### [WHAT YOU HAVE TO DO]
Copy the data that follows exactly. Include no pictures.
* BEGIN PROVIDED INFORMATION *
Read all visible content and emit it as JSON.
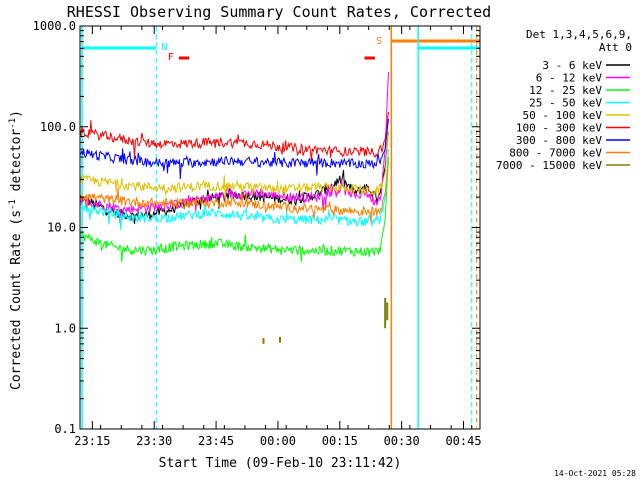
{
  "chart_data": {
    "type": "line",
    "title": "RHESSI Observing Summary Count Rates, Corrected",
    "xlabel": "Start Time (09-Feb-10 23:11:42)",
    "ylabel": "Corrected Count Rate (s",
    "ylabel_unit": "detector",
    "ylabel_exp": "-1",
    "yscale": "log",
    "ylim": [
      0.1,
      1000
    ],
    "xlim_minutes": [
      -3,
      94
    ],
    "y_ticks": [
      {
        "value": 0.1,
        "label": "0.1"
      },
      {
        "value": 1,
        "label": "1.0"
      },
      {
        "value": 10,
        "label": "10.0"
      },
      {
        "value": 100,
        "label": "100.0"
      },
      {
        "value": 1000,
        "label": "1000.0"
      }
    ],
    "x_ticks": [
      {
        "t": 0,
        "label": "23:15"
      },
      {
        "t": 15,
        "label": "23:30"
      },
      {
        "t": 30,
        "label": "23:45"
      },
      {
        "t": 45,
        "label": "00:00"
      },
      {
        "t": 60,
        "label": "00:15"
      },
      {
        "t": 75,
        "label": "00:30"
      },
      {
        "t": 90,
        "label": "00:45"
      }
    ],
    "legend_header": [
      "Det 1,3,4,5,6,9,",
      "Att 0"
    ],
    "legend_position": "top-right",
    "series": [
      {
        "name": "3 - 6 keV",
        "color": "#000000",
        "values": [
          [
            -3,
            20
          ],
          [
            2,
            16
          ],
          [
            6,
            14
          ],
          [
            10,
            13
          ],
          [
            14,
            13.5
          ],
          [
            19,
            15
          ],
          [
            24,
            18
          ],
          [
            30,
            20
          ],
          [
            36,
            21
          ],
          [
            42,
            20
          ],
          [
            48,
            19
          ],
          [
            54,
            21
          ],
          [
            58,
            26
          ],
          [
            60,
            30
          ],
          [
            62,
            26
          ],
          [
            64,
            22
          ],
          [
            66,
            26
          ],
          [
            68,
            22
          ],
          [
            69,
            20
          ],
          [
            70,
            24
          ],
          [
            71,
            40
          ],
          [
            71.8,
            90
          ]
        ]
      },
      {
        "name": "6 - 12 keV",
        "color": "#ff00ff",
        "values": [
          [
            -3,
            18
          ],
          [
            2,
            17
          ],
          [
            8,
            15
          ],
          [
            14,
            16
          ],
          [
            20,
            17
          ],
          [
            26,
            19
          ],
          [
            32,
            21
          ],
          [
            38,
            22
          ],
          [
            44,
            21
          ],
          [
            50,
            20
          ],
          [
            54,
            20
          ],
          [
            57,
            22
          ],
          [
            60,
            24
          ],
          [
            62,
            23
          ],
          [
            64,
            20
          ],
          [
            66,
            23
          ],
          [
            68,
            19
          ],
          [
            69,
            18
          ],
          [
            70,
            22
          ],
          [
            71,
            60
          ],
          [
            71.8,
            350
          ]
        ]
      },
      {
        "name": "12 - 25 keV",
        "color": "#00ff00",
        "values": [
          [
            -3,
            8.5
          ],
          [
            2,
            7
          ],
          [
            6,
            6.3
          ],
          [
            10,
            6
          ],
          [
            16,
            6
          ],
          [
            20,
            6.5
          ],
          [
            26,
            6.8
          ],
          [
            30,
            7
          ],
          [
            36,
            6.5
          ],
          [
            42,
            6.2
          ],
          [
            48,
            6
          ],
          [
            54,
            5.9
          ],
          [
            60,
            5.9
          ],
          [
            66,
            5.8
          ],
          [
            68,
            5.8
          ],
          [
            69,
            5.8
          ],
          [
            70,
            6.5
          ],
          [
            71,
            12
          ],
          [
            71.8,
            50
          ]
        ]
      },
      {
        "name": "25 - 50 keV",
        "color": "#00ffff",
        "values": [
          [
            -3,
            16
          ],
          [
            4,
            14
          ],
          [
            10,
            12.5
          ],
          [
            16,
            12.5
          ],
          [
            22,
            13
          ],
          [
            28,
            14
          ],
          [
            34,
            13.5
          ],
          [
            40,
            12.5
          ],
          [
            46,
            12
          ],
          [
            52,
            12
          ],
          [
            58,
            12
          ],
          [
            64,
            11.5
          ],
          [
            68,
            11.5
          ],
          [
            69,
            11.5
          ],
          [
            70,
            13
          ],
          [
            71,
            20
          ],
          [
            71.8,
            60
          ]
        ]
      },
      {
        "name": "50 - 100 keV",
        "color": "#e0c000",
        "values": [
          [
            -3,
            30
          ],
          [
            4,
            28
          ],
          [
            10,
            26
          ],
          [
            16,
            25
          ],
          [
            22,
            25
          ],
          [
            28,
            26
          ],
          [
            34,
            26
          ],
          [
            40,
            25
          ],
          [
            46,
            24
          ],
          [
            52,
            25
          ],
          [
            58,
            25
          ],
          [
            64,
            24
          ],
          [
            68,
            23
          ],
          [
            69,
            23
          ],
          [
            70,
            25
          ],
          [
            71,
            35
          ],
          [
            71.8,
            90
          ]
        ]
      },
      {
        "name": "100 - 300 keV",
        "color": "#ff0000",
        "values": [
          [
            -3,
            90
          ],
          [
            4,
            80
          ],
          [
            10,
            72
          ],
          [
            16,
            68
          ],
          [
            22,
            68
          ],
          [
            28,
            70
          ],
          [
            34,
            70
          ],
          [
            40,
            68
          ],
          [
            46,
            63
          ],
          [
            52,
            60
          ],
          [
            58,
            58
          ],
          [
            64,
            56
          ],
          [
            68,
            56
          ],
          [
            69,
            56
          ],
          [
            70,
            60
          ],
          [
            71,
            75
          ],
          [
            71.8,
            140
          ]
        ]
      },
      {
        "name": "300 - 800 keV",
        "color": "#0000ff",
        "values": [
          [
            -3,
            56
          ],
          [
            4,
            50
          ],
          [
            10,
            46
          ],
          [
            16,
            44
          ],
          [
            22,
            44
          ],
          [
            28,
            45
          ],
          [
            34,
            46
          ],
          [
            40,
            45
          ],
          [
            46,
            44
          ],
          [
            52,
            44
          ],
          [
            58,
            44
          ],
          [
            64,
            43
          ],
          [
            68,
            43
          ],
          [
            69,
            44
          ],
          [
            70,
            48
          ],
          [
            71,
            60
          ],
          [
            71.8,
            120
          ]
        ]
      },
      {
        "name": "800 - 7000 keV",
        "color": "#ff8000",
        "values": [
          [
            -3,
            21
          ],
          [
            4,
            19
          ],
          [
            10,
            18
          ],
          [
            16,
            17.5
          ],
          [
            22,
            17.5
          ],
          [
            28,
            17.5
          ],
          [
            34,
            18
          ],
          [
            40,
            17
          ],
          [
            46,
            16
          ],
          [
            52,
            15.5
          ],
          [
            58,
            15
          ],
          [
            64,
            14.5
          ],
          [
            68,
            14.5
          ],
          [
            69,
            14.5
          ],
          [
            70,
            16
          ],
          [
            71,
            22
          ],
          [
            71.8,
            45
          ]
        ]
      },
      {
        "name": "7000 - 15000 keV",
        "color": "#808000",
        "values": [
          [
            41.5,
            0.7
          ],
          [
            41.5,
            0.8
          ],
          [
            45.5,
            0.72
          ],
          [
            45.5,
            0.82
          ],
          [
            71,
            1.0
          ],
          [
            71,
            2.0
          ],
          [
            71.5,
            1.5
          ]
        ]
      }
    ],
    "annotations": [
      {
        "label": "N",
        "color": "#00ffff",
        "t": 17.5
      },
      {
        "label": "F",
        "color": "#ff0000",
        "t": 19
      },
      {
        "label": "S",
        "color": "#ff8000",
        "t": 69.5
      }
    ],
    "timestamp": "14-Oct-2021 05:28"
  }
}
* END PROVIDED INFORMATION *
### [RESULT FOR THIS TASK]
Read all visible content and emit it as JSON.
{
  "chart_data": {
    "type": "line",
    "title": "RHESSI Observing Summary Count Rates, Corrected",
    "xlabel": "Start Time (09-Feb-10 23:11:42)",
    "ylabel": "Corrected Count Rate (s",
    "ylabel_unit": "detector",
    "ylabel_exp": "-1",
    "yscale": "log",
    "ylim": [
      0.1,
      1000
    ],
    "xlim_minutes": [
      -3,
      94
    ],
    "y_ticks": [
      {
        "value": 0.1,
        "label": "0.1"
      },
      {
        "value": 1,
        "label": "1.0"
      },
      {
        "value": 10,
        "label": "10.0"
      },
      {
        "value": 100,
        "label": "100.0"
      },
      {
        "value": 1000,
        "label": "1000.0"
      }
    ],
    "x_ticks": [
      {
        "t": 0,
        "label": "23:15"
      },
      {
        "t": 15,
        "label": "23:30"
      },
      {
        "t": 30,
        "label": "23:45"
      },
      {
        "t": 45,
        "label": "00:00"
      },
      {
        "t": 60,
        "label": "00:15"
      },
      {
        "t": 75,
        "label": "00:30"
      },
      {
        "t": 90,
        "label": "00:45"
      }
    ],
    "legend_header": [
      "Det 1,3,4,5,6,9,",
      "Att 0"
    ],
    "legend_position": "top-right",
    "series": [
      {
        "name": "3 - 6 keV",
        "color": "#000000",
        "values": [
          [
            -3,
            20
          ],
          [
            2,
            16
          ],
          [
            6,
            14
          ],
          [
            10,
            13
          ],
          [
            14,
            13.5
          ],
          [
            19,
            15
          ],
          [
            24,
            18
          ],
          [
            30,
            20
          ],
          [
            36,
            21
          ],
          [
            42,
            20
          ],
          [
            48,
            19
          ],
          [
            54,
            21
          ],
          [
            58,
            26
          ],
          [
            60,
            30
          ],
          [
            62,
            26
          ],
          [
            64,
            22
          ],
          [
            66,
            26
          ],
          [
            68,
            22
          ],
          [
            69,
            20
          ],
          [
            70,
            24
          ],
          [
            71,
            40
          ],
          [
            71.8,
            90
          ]
        ]
      },
      {
        "name": "6 - 12 keV",
        "color": "#ff00ff",
        "values": [
          [
            -3,
            18
          ],
          [
            2,
            17
          ],
          [
            8,
            15
          ],
          [
            14,
            16
          ],
          [
            20,
            17
          ],
          [
            26,
            19
          ],
          [
            32,
            21
          ],
          [
            38,
            22
          ],
          [
            44,
            21
          ],
          [
            50,
            20
          ],
          [
            54,
            20
          ],
          [
            57,
            22
          ],
          [
            60,
            24
          ],
          [
            62,
            23
          ],
          [
            64,
            20
          ],
          [
            66,
            23
          ],
          [
            68,
            19
          ],
          [
            69,
            18
          ],
          [
            70,
            22
          ],
          [
            71,
            60
          ],
          [
            71.8,
            350
          ]
        ]
      },
      {
        "name": "12 - 25 keV",
        "color": "#00ff00",
        "values": [
          [
            -3,
            8.5
          ],
          [
            2,
            7
          ],
          [
            6,
            6.3
          ],
          [
            10,
            6
          ],
          [
            16,
            6
          ],
          [
            20,
            6.5
          ],
          [
            26,
            6.8
          ],
          [
            30,
            7
          ],
          [
            36,
            6.5
          ],
          [
            42,
            6.2
          ],
          [
            48,
            6
          ],
          [
            54,
            5.9
          ],
          [
            60,
            5.9
          ],
          [
            66,
            5.8
          ],
          [
            68,
            5.8
          ],
          [
            69,
            5.8
          ],
          [
            70,
            6.5
          ],
          [
            71,
            12
          ],
          [
            71.8,
            50
          ]
        ]
      },
      {
        "name": "25 - 50 keV",
        "color": "#00ffff",
        "values": [
          [
            -3,
            16
          ],
          [
            4,
            14
          ],
          [
            10,
            12.5
          ],
          [
            16,
            12.5
          ],
          [
            22,
            13
          ],
          [
            28,
            14
          ],
          [
            34,
            13.5
          ],
          [
            40,
            12.5
          ],
          [
            46,
            12
          ],
          [
            52,
            12
          ],
          [
            58,
            12
          ],
          [
            64,
            11.5
          ],
          [
            68,
            11.5
          ],
          [
            69,
            11.5
          ],
          [
            70,
            13
          ],
          [
            71,
            20
          ],
          [
            71.8,
            60
          ]
        ]
      },
      {
        "name": "50 - 100 keV",
        "color": "#e0c000",
        "values": [
          [
            -3,
            30
          ],
          [
            4,
            28
          ],
          [
            10,
            26
          ],
          [
            16,
            25
          ],
          [
            22,
            25
          ],
          [
            28,
            26
          ],
          [
            34,
            26
          ],
          [
            40,
            25
          ],
          [
            46,
            24
          ],
          [
            52,
            25
          ],
          [
            58,
            25
          ],
          [
            64,
            24
          ],
          [
            68,
            23
          ],
          [
            69,
            23
          ],
          [
            70,
            25
          ],
          [
            71,
            35
          ],
          [
            71.8,
            90
          ]
        ]
      },
      {
        "name": "100 - 300 keV",
        "color": "#ff0000",
        "values": [
          [
            -3,
            90
          ],
          [
            4,
            80
          ],
          [
            10,
            72
          ],
          [
            16,
            68
          ],
          [
            22,
            68
          ],
          [
            28,
            70
          ],
          [
            34,
            70
          ],
          [
            40,
            68
          ],
          [
            46,
            63
          ],
          [
            52,
            60
          ],
          [
            58,
            58
          ],
          [
            64,
            56
          ],
          [
            68,
            56
          ],
          [
            69,
            56
          ],
          [
            70,
            60
          ],
          [
            71,
            75
          ],
          [
            71.8,
            140
          ]
        ]
      },
      {
        "name": "300 - 800 keV",
        "color": "#0000ff",
        "values": [
          [
            -3,
            56
          ],
          [
            4,
            50
          ],
          [
            10,
            46
          ],
          [
            16,
            44
          ],
          [
            22,
            44
          ],
          [
            28,
            45
          ],
          [
            34,
            46
          ],
          [
            40,
            45
          ],
          [
            46,
            44
          ],
          [
            52,
            44
          ],
          [
            58,
            44
          ],
          [
            64,
            43
          ],
          [
            68,
            43
          ],
          [
            69,
            44
          ],
          [
            70,
            48
          ],
          [
            71,
            60
          ],
          [
            71.8,
            120
          ]
        ]
      },
      {
        "name": "800 - 7000 keV",
        "color": "#ff8000",
        "values": [
          [
            -3,
            21
          ],
          [
            4,
            19
          ],
          [
            10,
            18
          ],
          [
            16,
            17.5
          ],
          [
            22,
            17.5
          ],
          [
            28,
            17.5
          ],
          [
            34,
            18
          ],
          [
            40,
            17
          ],
          [
            46,
            16
          ],
          [
            52,
            15.5
          ],
          [
            58,
            15
          ],
          [
            64,
            14.5
          ],
          [
            68,
            14.5
          ],
          [
            69,
            14.5
          ],
          [
            70,
            16
          ],
          [
            71,
            22
          ],
          [
            71.8,
            45
          ]
        ]
      },
      {
        "name": "7000 - 15000 keV",
        "color": "#808000",
        "values": [
          [
            41.5,
            0.7
          ],
          [
            41.5,
            0.8
          ],
          [
            45.5,
            0.72
          ],
          [
            45.5,
            0.82
          ],
          [
            71,
            1.0
          ],
          [
            71,
            2.0
          ],
          [
            71.5,
            1.5
          ]
        ]
      }
    ],
    "annotations": [
      {
        "label": "N",
        "color": "#00ffff",
        "t": 17.5
      },
      {
        "label": "F",
        "color": "#ff0000",
        "t": 19
      },
      {
        "label": "S",
        "color": "#ff8000",
        "t": 69.5
      }
    ],
    "timestamp": "14-Oct-2021 05:28"
  }
}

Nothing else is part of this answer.